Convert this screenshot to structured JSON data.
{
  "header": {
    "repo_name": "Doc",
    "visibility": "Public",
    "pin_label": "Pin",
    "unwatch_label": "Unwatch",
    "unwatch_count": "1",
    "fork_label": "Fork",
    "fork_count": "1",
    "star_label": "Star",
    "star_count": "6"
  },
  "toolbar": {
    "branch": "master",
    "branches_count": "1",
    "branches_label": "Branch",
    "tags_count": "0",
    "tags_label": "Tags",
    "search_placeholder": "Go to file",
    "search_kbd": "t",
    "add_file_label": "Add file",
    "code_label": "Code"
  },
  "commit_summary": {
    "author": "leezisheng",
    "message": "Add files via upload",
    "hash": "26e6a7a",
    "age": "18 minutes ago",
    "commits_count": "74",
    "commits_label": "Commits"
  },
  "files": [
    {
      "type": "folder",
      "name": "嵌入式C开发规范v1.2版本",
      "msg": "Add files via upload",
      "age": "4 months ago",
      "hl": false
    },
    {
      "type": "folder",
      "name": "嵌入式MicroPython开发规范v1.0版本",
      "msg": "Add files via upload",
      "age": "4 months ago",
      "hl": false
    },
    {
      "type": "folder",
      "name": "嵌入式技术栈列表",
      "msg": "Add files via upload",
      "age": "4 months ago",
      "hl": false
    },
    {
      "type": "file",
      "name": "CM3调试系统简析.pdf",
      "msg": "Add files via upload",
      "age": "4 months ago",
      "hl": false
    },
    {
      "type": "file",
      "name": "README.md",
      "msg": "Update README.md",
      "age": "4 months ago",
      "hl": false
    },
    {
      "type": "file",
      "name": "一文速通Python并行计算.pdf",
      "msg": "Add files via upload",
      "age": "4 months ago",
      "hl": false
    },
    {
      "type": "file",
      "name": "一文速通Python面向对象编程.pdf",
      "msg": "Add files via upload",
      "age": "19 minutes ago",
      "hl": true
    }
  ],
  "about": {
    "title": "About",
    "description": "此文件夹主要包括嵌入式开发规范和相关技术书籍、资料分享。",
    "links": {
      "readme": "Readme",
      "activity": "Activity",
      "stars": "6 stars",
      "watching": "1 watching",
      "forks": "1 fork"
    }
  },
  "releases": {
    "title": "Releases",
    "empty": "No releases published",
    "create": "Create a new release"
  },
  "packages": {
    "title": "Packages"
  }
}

▶ EXERCISE AIM: How many lines in the records above contain the word "minutes"? Give only the number.

▶ TASK RESPONSE: 2